_Description of the task_
Collect all lines from the listing that include the string "fallen".

_Data records_

***

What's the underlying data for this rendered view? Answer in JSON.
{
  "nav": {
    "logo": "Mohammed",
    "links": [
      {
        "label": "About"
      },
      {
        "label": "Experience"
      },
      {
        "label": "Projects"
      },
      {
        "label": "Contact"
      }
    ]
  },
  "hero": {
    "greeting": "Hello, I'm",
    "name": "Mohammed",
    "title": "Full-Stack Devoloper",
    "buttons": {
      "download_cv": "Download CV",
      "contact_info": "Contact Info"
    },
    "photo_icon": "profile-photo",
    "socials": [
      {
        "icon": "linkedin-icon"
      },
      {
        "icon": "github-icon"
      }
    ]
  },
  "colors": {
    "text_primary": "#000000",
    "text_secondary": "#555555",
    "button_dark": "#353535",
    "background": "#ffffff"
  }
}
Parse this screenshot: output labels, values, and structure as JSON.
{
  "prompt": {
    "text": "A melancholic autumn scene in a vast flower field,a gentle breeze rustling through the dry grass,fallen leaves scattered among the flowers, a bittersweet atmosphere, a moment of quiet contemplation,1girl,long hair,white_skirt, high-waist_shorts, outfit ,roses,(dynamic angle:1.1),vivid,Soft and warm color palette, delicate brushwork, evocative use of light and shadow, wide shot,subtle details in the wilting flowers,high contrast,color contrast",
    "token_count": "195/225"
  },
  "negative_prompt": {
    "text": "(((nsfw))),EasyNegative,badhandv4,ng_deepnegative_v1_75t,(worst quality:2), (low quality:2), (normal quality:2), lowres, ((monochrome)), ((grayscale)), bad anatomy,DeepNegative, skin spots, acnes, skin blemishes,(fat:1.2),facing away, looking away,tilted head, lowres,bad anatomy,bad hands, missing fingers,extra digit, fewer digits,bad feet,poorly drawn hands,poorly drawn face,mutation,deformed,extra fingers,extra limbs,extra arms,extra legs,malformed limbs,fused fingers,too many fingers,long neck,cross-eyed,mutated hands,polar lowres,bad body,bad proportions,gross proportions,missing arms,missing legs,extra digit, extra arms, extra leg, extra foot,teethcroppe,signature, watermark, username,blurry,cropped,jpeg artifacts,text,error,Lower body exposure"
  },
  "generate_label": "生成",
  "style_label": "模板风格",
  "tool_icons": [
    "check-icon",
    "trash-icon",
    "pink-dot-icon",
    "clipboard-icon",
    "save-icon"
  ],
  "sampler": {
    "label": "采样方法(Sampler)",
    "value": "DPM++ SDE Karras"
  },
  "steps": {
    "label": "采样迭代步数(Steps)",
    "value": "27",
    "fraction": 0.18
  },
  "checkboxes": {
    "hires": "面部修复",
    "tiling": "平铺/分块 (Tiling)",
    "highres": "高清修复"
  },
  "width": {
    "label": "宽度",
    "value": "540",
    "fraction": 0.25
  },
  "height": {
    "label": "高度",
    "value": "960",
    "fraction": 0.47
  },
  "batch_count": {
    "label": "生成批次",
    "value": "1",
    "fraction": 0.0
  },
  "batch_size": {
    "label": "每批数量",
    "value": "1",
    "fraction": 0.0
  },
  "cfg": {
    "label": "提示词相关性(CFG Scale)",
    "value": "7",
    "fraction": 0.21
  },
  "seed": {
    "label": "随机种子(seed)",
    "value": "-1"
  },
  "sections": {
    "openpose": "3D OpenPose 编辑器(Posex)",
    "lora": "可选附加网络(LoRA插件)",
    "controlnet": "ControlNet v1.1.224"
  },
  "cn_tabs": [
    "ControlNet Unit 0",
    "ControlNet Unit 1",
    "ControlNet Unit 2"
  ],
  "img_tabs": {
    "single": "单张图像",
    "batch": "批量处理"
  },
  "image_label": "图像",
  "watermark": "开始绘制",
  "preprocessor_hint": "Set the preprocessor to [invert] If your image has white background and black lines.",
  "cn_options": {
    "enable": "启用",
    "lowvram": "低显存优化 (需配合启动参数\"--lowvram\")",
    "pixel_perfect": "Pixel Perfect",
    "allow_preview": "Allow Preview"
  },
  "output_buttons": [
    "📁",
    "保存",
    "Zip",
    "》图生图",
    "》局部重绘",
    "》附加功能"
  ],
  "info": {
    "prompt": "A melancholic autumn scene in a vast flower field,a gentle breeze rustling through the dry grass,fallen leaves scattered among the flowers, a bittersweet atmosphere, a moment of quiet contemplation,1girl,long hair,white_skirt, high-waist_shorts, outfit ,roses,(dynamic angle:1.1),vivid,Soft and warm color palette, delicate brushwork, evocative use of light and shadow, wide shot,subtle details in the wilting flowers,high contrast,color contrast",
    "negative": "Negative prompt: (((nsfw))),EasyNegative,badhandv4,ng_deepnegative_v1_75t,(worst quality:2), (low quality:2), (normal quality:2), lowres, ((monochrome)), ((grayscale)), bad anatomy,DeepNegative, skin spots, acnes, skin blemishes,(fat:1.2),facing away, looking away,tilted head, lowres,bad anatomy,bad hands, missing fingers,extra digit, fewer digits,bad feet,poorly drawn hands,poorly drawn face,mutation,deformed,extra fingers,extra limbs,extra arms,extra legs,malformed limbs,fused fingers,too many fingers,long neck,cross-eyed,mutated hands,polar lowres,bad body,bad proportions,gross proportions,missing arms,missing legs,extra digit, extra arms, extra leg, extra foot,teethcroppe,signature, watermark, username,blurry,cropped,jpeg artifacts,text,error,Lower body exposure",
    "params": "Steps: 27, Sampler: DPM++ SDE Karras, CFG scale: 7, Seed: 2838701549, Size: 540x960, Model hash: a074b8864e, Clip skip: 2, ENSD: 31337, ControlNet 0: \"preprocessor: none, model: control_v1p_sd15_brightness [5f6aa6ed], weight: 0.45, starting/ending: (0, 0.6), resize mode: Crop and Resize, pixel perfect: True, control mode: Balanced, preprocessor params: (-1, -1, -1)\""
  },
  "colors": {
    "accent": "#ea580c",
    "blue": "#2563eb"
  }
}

***

_Task solution_
    "text": "A melancholic autumn scene in a vast flower field,a gentle breeze rustling through the dry grass,fallen leaves scattered among the flowers, a bittersweet atmosphere, a moment of quiet contemplation,1girl,long hair,white_skirt, high-waist_shorts, outfit ,roses,(dynamic angle:1.1),vivid,Soft and warm color palette, delicate brushwork, evocative use of light and shadow, wide shot,subtle details in the wilting flowers,high contrast,color contrast",
    "prompt": "A melancholic autumn scene in a vast flower field,a gentle breeze rustling through the dry grass,fallen leaves scattered among the flowers, a bittersweet atmosphere, a moment of quiet contemplation,1girl,long hair,white_skirt, high-waist_shorts, outfit ,roses,(dynamic angle:1.1),vivid,Soft and warm color palette, delicate brushwork, evocative use of light and shadow, wide shot,subtle details in the wilting flowers,high contrast,color contrast",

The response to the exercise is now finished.